___ Supplied material ___

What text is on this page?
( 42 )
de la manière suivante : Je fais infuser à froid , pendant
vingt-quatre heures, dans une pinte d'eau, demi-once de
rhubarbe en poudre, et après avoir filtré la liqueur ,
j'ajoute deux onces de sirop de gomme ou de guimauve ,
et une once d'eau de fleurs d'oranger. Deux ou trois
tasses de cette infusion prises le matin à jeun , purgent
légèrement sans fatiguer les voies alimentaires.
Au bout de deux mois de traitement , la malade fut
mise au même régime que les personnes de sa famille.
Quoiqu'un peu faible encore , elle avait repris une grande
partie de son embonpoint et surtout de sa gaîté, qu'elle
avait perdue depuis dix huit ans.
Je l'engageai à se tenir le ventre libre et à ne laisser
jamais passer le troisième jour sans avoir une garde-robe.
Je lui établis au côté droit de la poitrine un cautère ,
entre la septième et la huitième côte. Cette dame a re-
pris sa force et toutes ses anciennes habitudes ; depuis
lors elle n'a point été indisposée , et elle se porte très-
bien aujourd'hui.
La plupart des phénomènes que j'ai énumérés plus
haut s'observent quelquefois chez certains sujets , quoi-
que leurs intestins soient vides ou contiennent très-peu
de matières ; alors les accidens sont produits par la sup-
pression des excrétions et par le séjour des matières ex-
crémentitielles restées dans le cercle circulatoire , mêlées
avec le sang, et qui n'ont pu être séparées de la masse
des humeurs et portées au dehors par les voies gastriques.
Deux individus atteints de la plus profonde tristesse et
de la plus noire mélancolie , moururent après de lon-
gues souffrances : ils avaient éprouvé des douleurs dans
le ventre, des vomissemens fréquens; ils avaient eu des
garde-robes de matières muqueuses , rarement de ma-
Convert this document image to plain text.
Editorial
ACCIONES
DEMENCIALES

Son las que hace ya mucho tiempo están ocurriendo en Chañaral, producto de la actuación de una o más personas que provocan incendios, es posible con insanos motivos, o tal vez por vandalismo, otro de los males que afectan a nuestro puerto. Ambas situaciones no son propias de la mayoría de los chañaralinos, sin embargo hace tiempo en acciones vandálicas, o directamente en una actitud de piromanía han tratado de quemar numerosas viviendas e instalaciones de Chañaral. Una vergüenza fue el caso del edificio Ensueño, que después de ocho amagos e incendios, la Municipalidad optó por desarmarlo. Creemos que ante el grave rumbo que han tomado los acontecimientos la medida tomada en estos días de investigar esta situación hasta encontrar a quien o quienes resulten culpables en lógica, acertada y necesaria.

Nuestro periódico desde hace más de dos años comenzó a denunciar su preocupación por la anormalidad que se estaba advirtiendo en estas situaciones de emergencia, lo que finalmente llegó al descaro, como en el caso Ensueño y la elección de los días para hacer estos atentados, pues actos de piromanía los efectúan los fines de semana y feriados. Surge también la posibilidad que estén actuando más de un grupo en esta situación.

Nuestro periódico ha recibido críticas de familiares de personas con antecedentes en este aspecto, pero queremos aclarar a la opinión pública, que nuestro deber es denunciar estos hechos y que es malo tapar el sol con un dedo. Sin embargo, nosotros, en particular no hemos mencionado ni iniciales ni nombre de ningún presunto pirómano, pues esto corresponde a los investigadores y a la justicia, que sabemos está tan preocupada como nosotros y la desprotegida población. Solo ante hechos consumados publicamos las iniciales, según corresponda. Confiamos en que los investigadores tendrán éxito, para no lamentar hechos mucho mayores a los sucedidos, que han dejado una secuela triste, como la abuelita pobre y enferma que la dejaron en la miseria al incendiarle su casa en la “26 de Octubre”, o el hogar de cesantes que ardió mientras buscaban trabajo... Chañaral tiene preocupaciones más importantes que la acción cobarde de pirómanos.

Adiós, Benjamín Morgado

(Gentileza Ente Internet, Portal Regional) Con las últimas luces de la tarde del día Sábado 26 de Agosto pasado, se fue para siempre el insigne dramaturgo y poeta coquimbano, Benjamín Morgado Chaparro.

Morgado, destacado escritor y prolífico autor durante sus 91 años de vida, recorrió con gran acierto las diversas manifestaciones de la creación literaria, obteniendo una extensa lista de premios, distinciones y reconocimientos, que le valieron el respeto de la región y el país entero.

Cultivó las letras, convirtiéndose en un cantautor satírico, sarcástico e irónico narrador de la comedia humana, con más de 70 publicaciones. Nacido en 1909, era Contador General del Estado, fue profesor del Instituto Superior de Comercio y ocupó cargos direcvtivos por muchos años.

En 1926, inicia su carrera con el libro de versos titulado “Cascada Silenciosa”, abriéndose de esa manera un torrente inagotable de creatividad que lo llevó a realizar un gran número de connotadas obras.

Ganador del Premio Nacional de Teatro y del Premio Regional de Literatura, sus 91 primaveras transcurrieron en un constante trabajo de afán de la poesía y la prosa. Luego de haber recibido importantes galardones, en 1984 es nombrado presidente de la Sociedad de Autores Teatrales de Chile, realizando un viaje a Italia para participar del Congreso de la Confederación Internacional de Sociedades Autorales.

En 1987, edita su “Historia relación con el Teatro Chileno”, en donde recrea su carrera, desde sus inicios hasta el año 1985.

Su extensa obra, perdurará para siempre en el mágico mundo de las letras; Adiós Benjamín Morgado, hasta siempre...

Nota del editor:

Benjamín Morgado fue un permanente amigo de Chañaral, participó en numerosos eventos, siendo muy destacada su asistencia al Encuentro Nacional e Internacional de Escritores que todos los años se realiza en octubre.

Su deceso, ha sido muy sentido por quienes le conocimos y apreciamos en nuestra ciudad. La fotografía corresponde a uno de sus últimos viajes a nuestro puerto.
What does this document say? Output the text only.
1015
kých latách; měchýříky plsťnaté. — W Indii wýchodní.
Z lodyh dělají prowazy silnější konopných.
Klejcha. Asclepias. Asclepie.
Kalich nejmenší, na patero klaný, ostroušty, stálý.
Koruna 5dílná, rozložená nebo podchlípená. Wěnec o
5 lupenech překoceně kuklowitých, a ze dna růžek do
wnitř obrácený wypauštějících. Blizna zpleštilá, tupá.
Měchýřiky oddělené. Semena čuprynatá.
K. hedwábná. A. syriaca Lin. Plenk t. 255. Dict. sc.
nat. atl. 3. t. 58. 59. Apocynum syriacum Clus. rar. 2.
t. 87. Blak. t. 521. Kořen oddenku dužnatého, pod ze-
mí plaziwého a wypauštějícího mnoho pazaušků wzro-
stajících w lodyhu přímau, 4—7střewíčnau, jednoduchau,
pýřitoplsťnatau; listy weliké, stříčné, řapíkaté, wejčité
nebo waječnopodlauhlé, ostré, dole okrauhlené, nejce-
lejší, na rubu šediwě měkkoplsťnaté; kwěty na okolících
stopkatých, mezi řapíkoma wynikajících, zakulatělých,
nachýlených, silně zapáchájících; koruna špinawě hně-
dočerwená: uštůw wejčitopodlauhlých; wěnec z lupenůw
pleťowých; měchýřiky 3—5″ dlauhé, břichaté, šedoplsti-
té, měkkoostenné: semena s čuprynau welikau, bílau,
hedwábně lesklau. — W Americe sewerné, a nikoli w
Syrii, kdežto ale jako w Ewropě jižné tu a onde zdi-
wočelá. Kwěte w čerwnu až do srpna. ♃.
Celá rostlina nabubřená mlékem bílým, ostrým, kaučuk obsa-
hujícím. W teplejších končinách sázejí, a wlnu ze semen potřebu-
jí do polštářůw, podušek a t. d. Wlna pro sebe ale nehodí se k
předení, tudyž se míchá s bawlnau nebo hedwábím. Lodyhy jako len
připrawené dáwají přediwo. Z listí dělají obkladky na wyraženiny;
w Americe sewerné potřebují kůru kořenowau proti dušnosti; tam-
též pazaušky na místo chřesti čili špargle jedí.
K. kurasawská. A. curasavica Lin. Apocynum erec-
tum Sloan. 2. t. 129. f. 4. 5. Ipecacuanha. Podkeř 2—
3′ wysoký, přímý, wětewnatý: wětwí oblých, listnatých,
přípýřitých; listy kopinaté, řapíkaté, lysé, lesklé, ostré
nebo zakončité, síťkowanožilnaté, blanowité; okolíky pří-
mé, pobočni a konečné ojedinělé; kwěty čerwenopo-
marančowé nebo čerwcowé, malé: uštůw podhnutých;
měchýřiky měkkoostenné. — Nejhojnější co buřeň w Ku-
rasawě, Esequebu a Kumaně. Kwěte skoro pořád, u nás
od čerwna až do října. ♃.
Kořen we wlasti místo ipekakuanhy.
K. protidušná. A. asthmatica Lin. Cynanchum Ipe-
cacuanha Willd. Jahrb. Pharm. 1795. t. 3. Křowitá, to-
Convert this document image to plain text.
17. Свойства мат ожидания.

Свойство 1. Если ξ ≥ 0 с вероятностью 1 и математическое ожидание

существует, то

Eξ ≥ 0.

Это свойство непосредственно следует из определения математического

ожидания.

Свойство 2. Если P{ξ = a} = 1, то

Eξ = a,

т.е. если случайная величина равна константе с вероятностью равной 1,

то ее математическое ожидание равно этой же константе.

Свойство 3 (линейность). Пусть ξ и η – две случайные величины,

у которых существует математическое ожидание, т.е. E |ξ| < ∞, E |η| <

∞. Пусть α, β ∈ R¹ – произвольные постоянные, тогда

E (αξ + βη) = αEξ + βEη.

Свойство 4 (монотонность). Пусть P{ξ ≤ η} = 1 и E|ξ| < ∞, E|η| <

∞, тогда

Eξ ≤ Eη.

___

◆ **Task to complete**: Select every line where the word "místo" occurs.

◆ **Written reply**:
též pazaušky na místo chřesti čili špargle jedí.
Kořen we wlasti místo ipekakuanhy.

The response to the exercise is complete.